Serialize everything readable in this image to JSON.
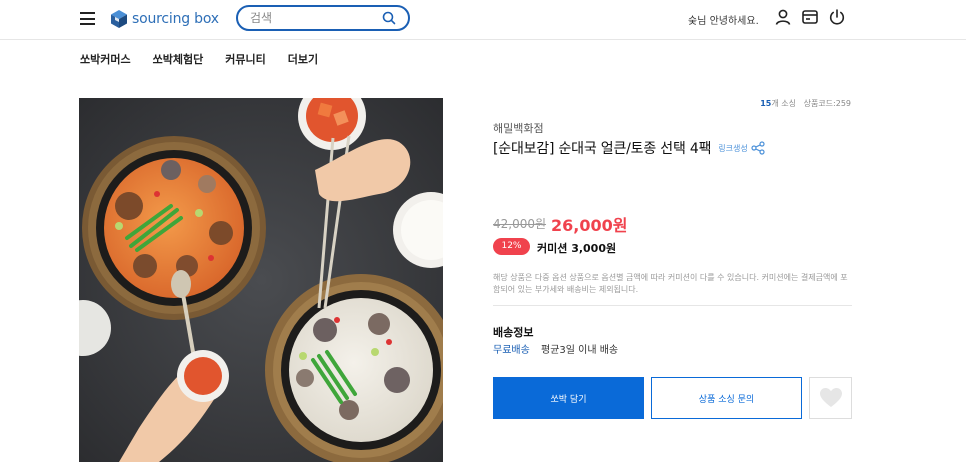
{
  "header": {
    "brand": "sourcing box",
    "search_placeholder": "검색",
    "greeting": "숮님 안녕하세요.",
    "icons": [
      "menu-icon",
      "user-icon",
      "wallet-icon",
      "power-icon",
      "search-icon"
    ]
  },
  "nav": [
    {
      "label": "쏘박커머스"
    },
    {
      "label": "쏘박체험단"
    },
    {
      "label": "커뮤니티"
    },
    {
      "label": "더보기"
    }
  ],
  "product": {
    "sourcing_count": "15",
    "sourcing_suffix": "개 소싱",
    "product_code": "상품코드:259",
    "store": "해밀백화점",
    "title": "[순대보감] 순대국 얼큰/토종 선택 4팩",
    "link_generate": "링크생성",
    "original_price": "42,000원",
    "sale_price": "26,000원",
    "commission_rate": "12%",
    "commission": "커미션 3,000원",
    "note": "해당 상품은 다중 옵션 상품으로 옵션별 금액에 따라 커미션이 다를 수 있습니다. 커미션에는 결제금액에 포함되어 있는 부가세와 배송비는 제외됩니다.",
    "shipping_title": "배송정보",
    "shipping_free": "무료배송",
    "shipping_avg": "평균3일 이내 배송",
    "btn_add": "쏘박 담기",
    "btn_inquiry": "상품 소싱 문의"
  },
  "colors": {
    "primary": "#0a6ad8",
    "sale": "#f0424d",
    "brand": "#2e6fb7"
  }
}
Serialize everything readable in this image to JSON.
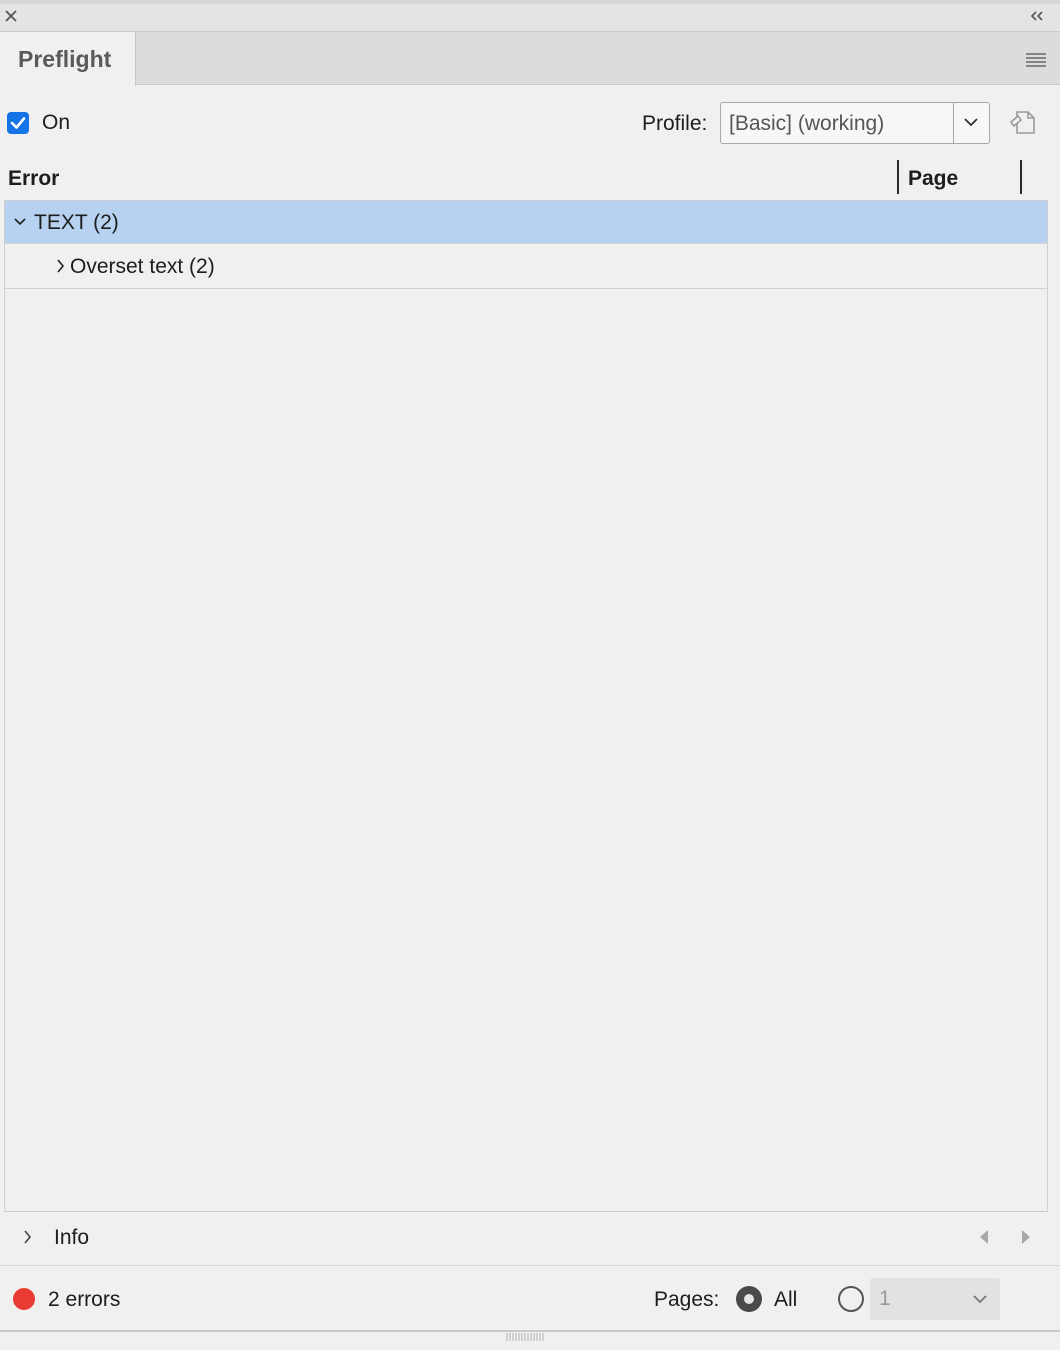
{
  "panel": {
    "tab_title": "Preflight"
  },
  "controls": {
    "on_label": "On",
    "on_checked": true,
    "profile_label": "Profile:",
    "profile_value": "[Basic] (working)"
  },
  "columns": {
    "error": "Error",
    "page": "Page"
  },
  "tree": [
    {
      "label": "TEXT (2)",
      "expanded": true,
      "selected": true
    },
    {
      "label": "Overset text (2)",
      "expanded": false,
      "selected": false
    }
  ],
  "info": {
    "label": "Info"
  },
  "status": {
    "errors_text": "2 errors",
    "indicator_color": "#e93a33",
    "pages_label": "Pages:",
    "all_label": "All",
    "all_selected": true,
    "range_value": "1"
  },
  "colors": {
    "accent": "#1473e6",
    "selected_row": "#b6d2f0"
  },
  "icons": [
    "close-icon",
    "collapse-icon",
    "panel-menu-icon",
    "checkbox-checked-icon",
    "chevron-down-icon",
    "document-icon",
    "chevron-right-icon",
    "prev-arrow-icon",
    "next-arrow-icon",
    "error-dot-icon",
    "radio-icon",
    "grip-icon"
  ]
}
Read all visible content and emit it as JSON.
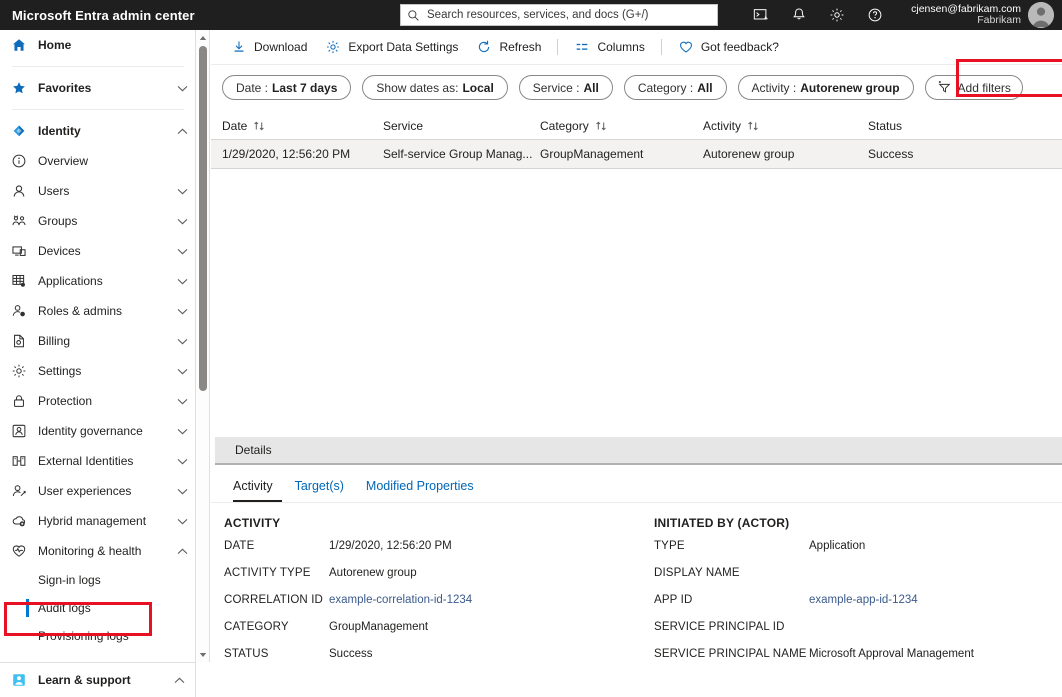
{
  "topbar": {
    "brand": "Microsoft Entra admin center",
    "search_placeholder": "Search resources, services, and docs (G+/)",
    "icons": [
      {
        "name": "cloud-shell-icon",
        "glyph": "shell"
      },
      {
        "name": "notifications-bell-icon",
        "glyph": "bell"
      },
      {
        "name": "settings-gear-icon",
        "glyph": "gear"
      },
      {
        "name": "help-question-icon",
        "glyph": "help"
      }
    ],
    "account_email": "cjensen@fabrikam.com",
    "account_tenant": "Fabrikam"
  },
  "sidebar": {
    "items": [
      {
        "label": "Home",
        "icon": "home-icon",
        "level": "top",
        "chevron": "none"
      },
      {
        "label": "Favorites",
        "icon": "star-icon",
        "level": "top",
        "chevron": "down"
      },
      {
        "label": "Identity",
        "icon": "identity-diamond-icon",
        "level": "top",
        "chevron": "up"
      },
      {
        "label": "Overview",
        "icon": "info-circle-icon",
        "level": "child",
        "chevron": "none"
      },
      {
        "label": "Users",
        "icon": "user-icon",
        "level": "child",
        "chevron": "down"
      },
      {
        "label": "Groups",
        "icon": "groups-icon",
        "level": "child",
        "chevron": "down"
      },
      {
        "label": "Devices",
        "icon": "devices-icon",
        "level": "child",
        "chevron": "down"
      },
      {
        "label": "Applications",
        "icon": "applications-grid-icon",
        "level": "child",
        "chevron": "down"
      },
      {
        "label": "Roles & admins",
        "icon": "roles-admins-icon",
        "level": "child",
        "chevron": "down"
      },
      {
        "label": "Billing",
        "icon": "billing-document-icon",
        "level": "child",
        "chevron": "down"
      },
      {
        "label": "Settings",
        "icon": "gear-icon",
        "level": "child",
        "chevron": "down"
      },
      {
        "label": "Protection",
        "icon": "lock-icon",
        "level": "child",
        "chevron": "down"
      },
      {
        "label": "Identity governance",
        "icon": "identity-governance-icon",
        "level": "child",
        "chevron": "down"
      },
      {
        "label": "External Identities",
        "icon": "external-identities-icon",
        "level": "child",
        "chevron": "down"
      },
      {
        "label": "User experiences",
        "icon": "user-experiences-icon",
        "level": "child",
        "chevron": "down"
      },
      {
        "label": "Hybrid management",
        "icon": "hybrid-cloud-icon",
        "level": "child",
        "chevron": "down"
      },
      {
        "label": "Monitoring & health",
        "icon": "heart-monitor-icon",
        "level": "child",
        "chevron": "up"
      },
      {
        "label": "Sign-in logs",
        "icon": "none",
        "level": "leaf",
        "chevron": "none"
      },
      {
        "label": "Audit logs",
        "icon": "none",
        "level": "leaf",
        "chevron": "none",
        "selected": true
      },
      {
        "label": "Provisioning logs",
        "icon": "none",
        "level": "leaf",
        "chevron": "none"
      }
    ],
    "footer": {
      "label": "Learn & support",
      "icon": "learn-support-icon",
      "chevron": "up"
    },
    "selected_accent": "#0078d4",
    "highlight_color": "#e81123"
  },
  "toolbar": {
    "commands": [
      {
        "label": "Download",
        "icon": "download-icon"
      },
      {
        "label": "Export Data Settings",
        "icon": "gear-icon"
      },
      {
        "label": "Refresh",
        "icon": "refresh-icon"
      },
      {
        "label": "Columns",
        "icon": "columns-icon"
      },
      {
        "label": "Got feedback?",
        "icon": "heart-icon"
      }
    ]
  },
  "filters": [
    {
      "key": "Date :",
      "value": "Last 7 days",
      "name": "filter-date"
    },
    {
      "key": "Show dates as:",
      "value": "Local",
      "name": "filter-show-dates-as"
    },
    {
      "key": "Service :",
      "value": "All",
      "name": "filter-service"
    },
    {
      "key": "Category :",
      "value": "All",
      "name": "filter-category"
    },
    {
      "key": "Activity :",
      "value": "Autorenew group",
      "name": "filter-activity",
      "highlighted": true
    }
  ],
  "add_filters_label": "Add filters",
  "table": {
    "columns": [
      {
        "label": "Date",
        "sortable": true
      },
      {
        "label": "Service",
        "sortable": false
      },
      {
        "label": "Category",
        "sortable": true
      },
      {
        "label": "Activity",
        "sortable": true
      },
      {
        "label": "Status",
        "sortable": false
      }
    ],
    "rows": [
      {
        "date": "1/29/2020, 12:56:20 PM",
        "service": "Self-service Group Manag...",
        "category": "GroupManagement",
        "activity": "Autorenew group",
        "status": "Success",
        "selected": true
      }
    ]
  },
  "details": {
    "bar_label": "Details",
    "tabs": [
      {
        "label": "Activity",
        "active": true
      },
      {
        "label": "Target(s)",
        "active": false
      },
      {
        "label": "Modified Properties",
        "active": false
      }
    ],
    "activity": {
      "heading": "ACTIVITY",
      "rows": [
        {
          "key": "DATE",
          "value": "1/29/2020, 12:56:20 PM",
          "link": false
        },
        {
          "key": "ACTIVITY TYPE",
          "value": "Autorenew group",
          "link": false
        },
        {
          "key": "CORRELATION ID",
          "value": "example-correlation-id-1234",
          "link": true
        },
        {
          "key": "CATEGORY",
          "value": "GroupManagement",
          "link": false
        },
        {
          "key": "STATUS",
          "value": "Success",
          "link": false
        }
      ]
    },
    "initiated_by": {
      "heading": "INITIATED BY (ACTOR)",
      "rows": [
        {
          "key": "TYPE",
          "value": "Application",
          "link": false
        },
        {
          "key": "DISPLAY NAME",
          "value": "",
          "link": false
        },
        {
          "key": "APP ID",
          "value": "example-app-id-1234",
          "link": true
        },
        {
          "key": "SERVICE PRINCIPAL ID",
          "value": "",
          "link": false
        },
        {
          "key": "SERVICE PRINCIPAL NAME",
          "value": "Microsoft Approval Management",
          "link": false
        }
      ]
    }
  }
}
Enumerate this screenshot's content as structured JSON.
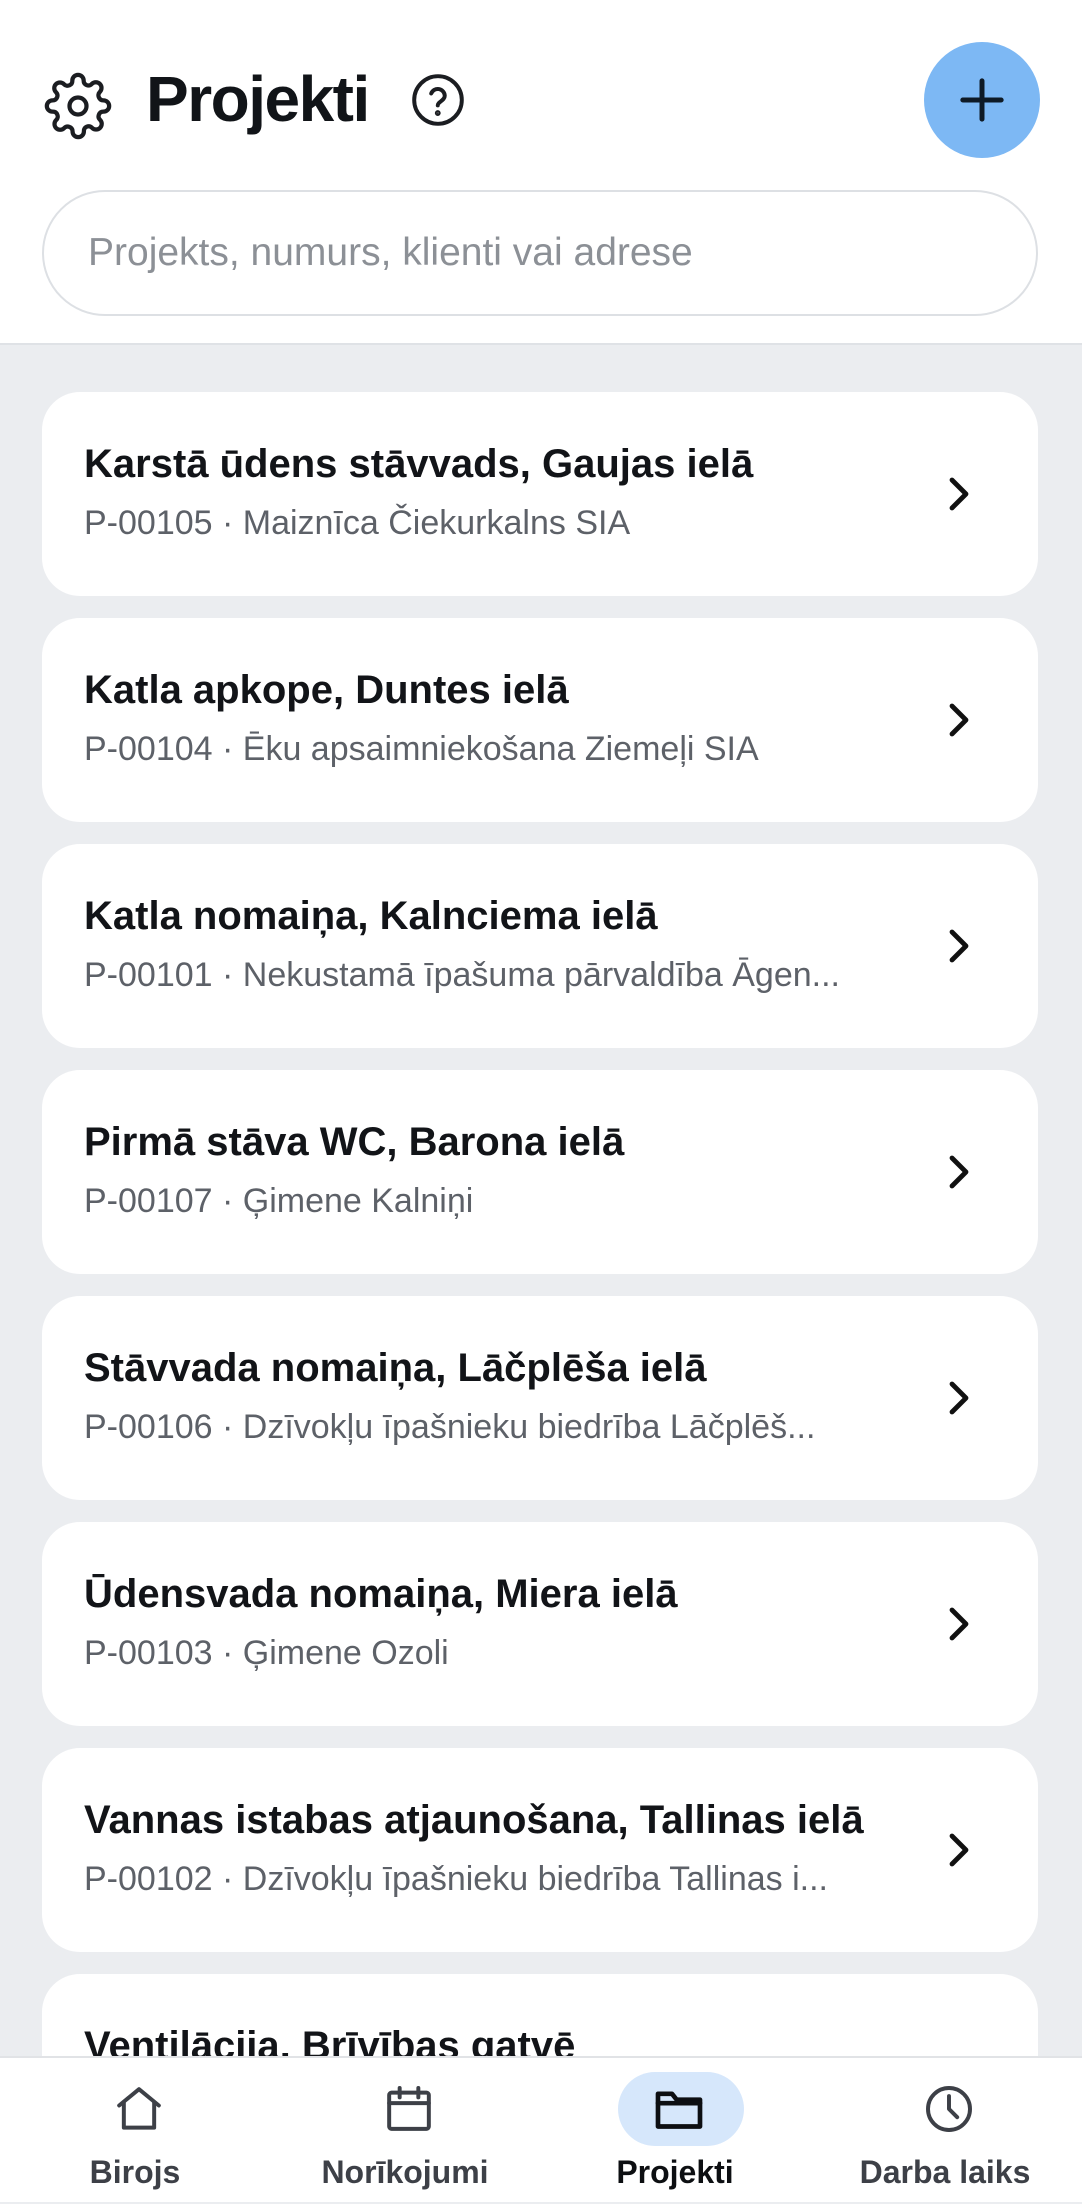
{
  "header": {
    "title": "Projekti",
    "search_placeholder": "Projekts, numurs, klienti vai adrese"
  },
  "projects": [
    {
      "title": "Karstā ūdens stāvvads, Gaujas ielā",
      "subtitle": "P-00105 · Maiznīca Čiekurkalns SIA"
    },
    {
      "title": "Katla apkope, Duntes ielā",
      "subtitle": "P-00104 · Ēku apsaimniekošana Ziemeļi SIA"
    },
    {
      "title": "Katla nomaiņa, Kalnciema ielā",
      "subtitle": "P-00101 · Nekustamā īpašuma pārvaldība Āgen..."
    },
    {
      "title": "Pirmā stāva WC, Barona ielā",
      "subtitle": "P-00107 · Ģimene Kalniņi"
    },
    {
      "title": "Stāvvada nomaiņa, Lāčplēša ielā",
      "subtitle": "P-00106 · Dzīvokļu īpašnieku biedrība Lāčplēš..."
    },
    {
      "title": "Ūdensvada nomaiņa, Miera ielā",
      "subtitle": "P-00103 · Ģimene Ozoli"
    },
    {
      "title": "Vannas istabas atjaunošana, Tallinas ielā",
      "subtitle": "P-00102 · Dzīvokļu īpašnieku biedrība Tallinas i..."
    },
    {
      "title": "Ventilācija, Brīvības gatvē",
      "subtitle": ""
    }
  ],
  "nav": {
    "items": [
      {
        "label": "Birojs",
        "icon": "home-icon"
      },
      {
        "label": "Norīkojumi",
        "icon": "calendar-icon"
      },
      {
        "label": "Projekti",
        "icon": "folder-icon",
        "active": true
      },
      {
        "label": "Darba laiks",
        "icon": "clock-icon"
      }
    ]
  },
  "colors": {
    "accent": "#7db8f4",
    "active_pill": "#d6e7fb",
    "background": "#ebedf0"
  }
}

---

● **SHORT PROBLEM**
Find each line in the records holding the string "PRINCIPAL" and show it.

● **SOLUTION FOR THIS TASK**
          "key": "SERVICE PRINCIPAL ID",
          "key": "SERVICE PRINCIPAL NAME",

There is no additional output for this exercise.